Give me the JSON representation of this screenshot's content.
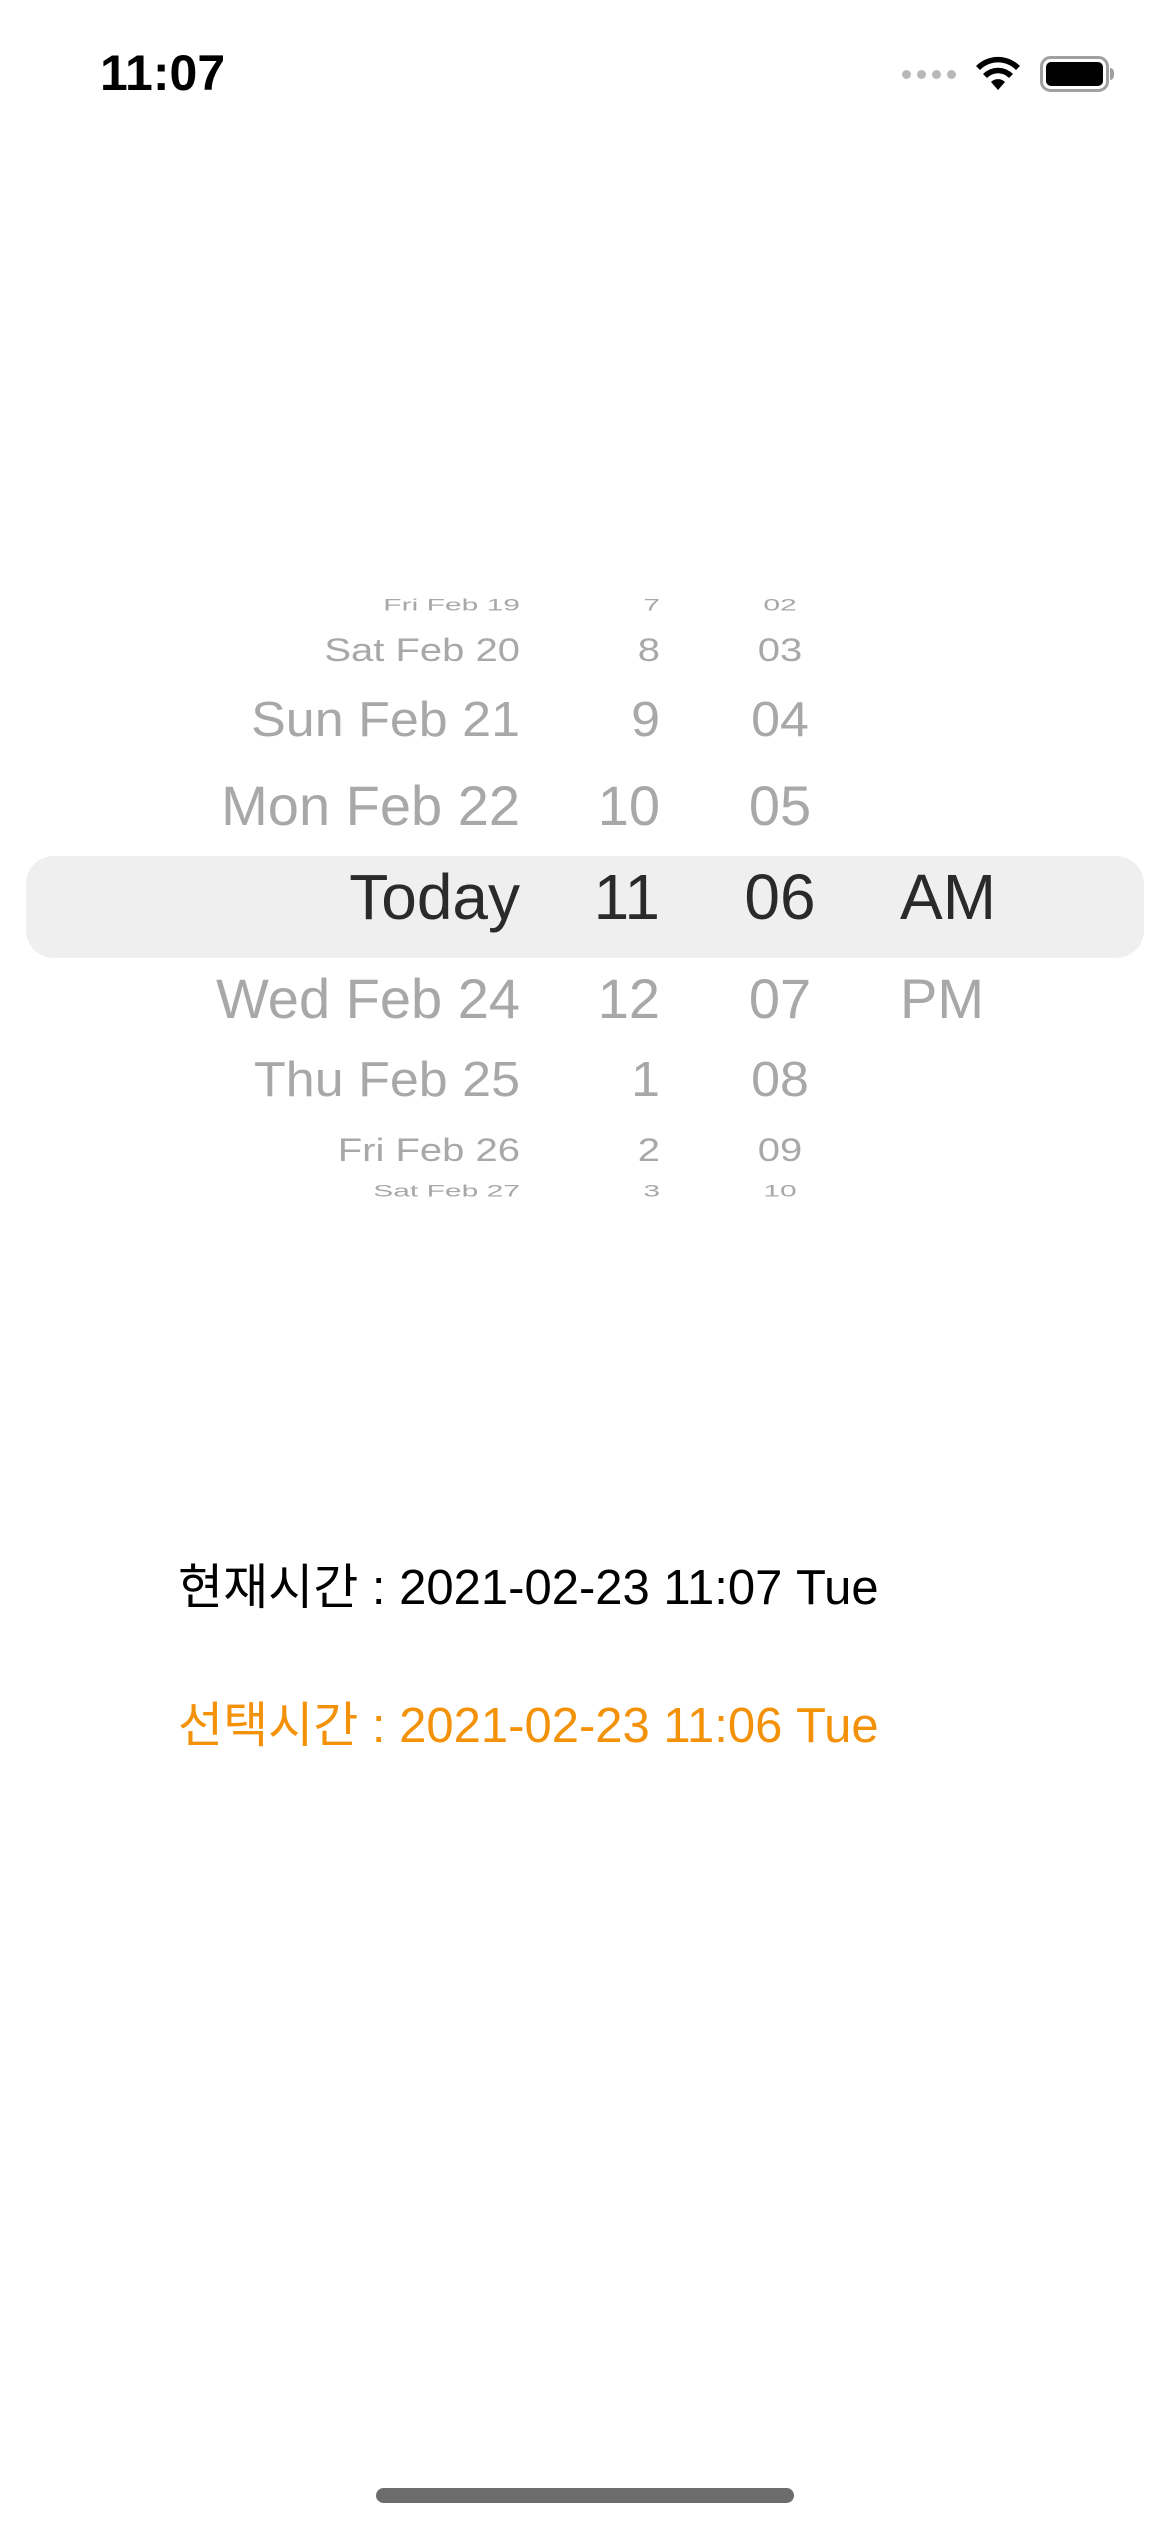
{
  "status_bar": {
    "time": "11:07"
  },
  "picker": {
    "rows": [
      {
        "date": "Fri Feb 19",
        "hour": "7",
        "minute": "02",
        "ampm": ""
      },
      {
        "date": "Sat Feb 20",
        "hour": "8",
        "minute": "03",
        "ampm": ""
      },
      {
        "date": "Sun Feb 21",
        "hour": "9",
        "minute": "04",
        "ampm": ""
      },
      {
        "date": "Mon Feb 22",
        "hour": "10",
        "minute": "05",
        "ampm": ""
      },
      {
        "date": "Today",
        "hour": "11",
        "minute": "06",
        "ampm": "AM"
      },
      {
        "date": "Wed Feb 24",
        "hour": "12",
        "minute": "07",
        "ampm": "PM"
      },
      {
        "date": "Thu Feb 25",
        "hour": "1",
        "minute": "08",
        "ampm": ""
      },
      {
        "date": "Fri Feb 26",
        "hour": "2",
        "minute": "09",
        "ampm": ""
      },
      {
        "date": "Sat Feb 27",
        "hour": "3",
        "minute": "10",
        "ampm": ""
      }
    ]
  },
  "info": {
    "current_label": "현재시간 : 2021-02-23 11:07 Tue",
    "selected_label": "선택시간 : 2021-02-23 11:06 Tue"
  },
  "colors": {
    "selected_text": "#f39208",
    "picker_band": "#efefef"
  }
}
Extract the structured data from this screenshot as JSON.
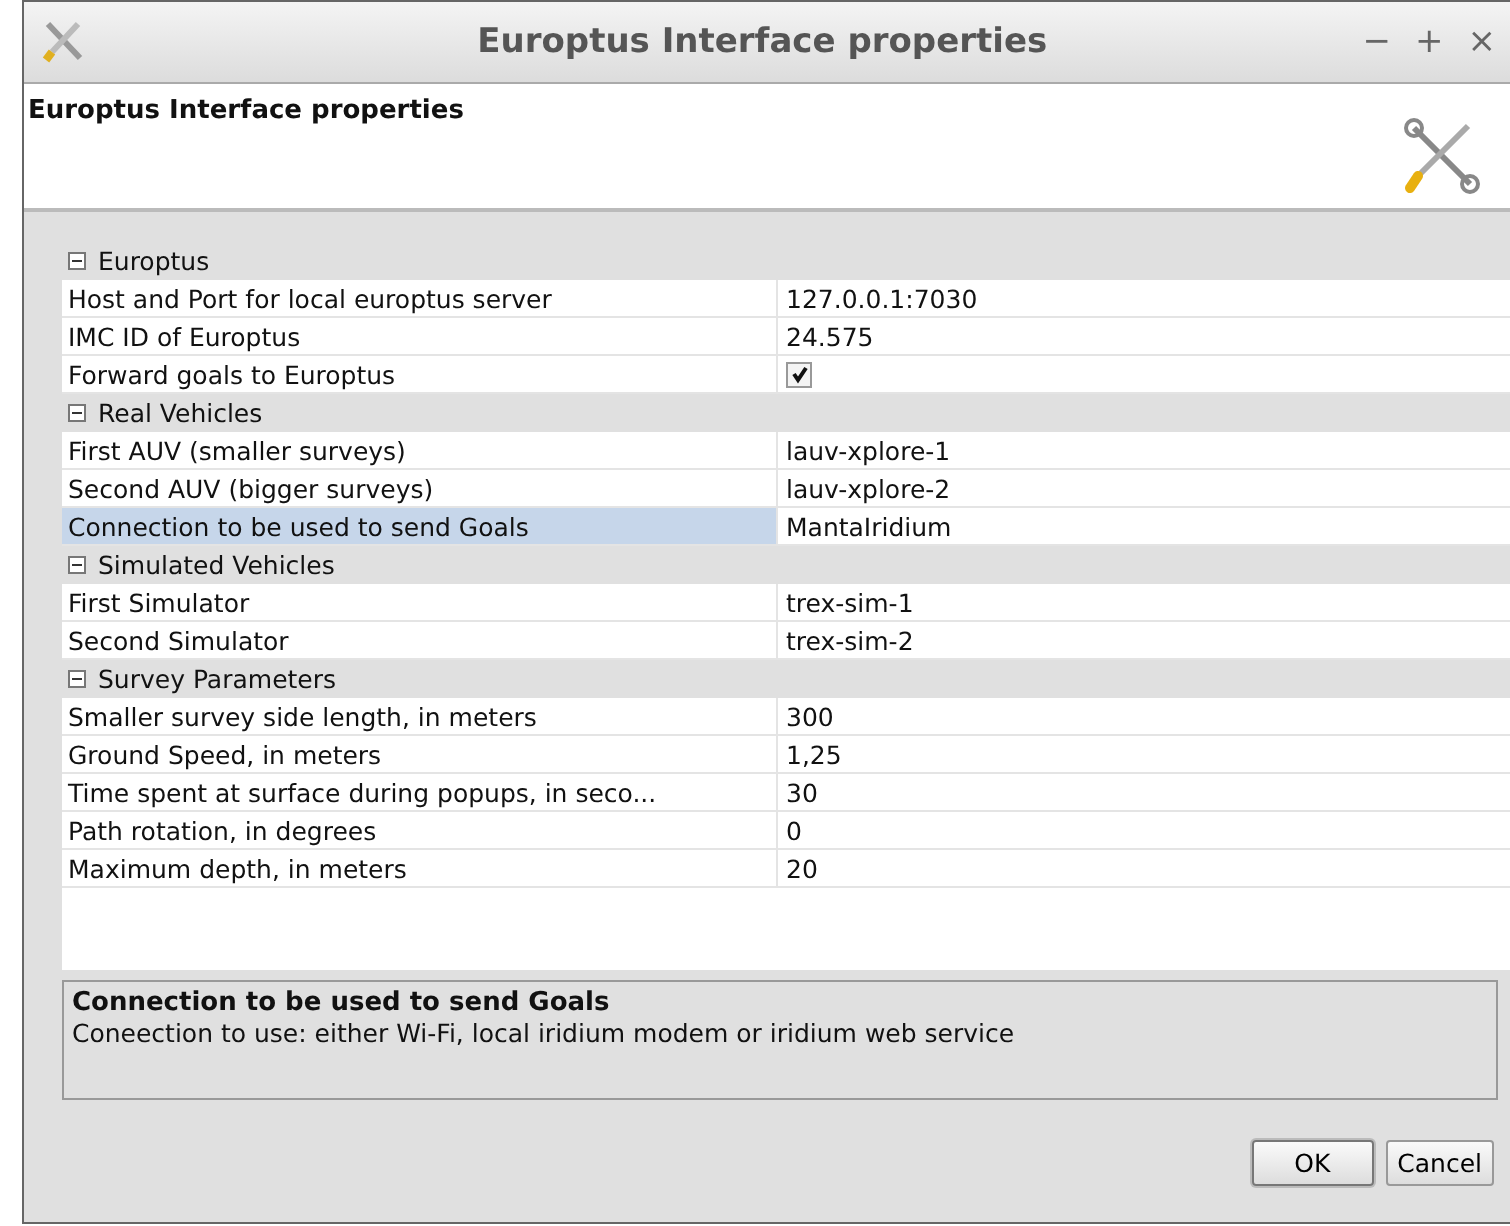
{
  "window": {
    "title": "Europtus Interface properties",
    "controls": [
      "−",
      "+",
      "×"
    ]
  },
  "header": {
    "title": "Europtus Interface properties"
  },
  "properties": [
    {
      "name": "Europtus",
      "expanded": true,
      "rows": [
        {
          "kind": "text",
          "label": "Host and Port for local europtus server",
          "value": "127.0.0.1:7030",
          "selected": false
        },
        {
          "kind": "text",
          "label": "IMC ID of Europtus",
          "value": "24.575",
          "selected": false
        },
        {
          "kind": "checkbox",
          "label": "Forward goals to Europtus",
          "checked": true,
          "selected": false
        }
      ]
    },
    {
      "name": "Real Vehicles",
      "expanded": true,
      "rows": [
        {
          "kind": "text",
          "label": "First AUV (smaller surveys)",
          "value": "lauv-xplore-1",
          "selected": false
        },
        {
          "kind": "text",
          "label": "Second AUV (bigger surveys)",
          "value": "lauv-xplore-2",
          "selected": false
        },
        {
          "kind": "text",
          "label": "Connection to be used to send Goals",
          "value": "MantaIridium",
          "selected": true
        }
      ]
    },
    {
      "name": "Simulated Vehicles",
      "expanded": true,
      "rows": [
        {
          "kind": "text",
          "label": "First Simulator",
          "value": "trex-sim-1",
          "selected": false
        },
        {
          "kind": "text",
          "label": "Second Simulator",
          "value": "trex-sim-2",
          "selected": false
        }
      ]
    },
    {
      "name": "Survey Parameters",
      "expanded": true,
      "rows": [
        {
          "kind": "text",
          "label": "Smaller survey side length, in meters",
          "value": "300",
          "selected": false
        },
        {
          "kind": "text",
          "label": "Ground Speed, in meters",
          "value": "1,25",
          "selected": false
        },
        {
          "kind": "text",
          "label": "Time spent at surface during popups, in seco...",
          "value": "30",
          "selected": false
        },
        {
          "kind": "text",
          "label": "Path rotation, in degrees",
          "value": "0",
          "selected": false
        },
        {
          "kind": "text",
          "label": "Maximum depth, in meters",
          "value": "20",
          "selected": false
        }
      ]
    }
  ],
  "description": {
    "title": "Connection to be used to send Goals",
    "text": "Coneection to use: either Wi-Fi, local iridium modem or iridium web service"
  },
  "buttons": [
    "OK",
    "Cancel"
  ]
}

========================

- [What you need to do]:
Each line of the material above either contains the word "Second" or does not; state how many do, and nothing else.

- [Solved exercise]:
2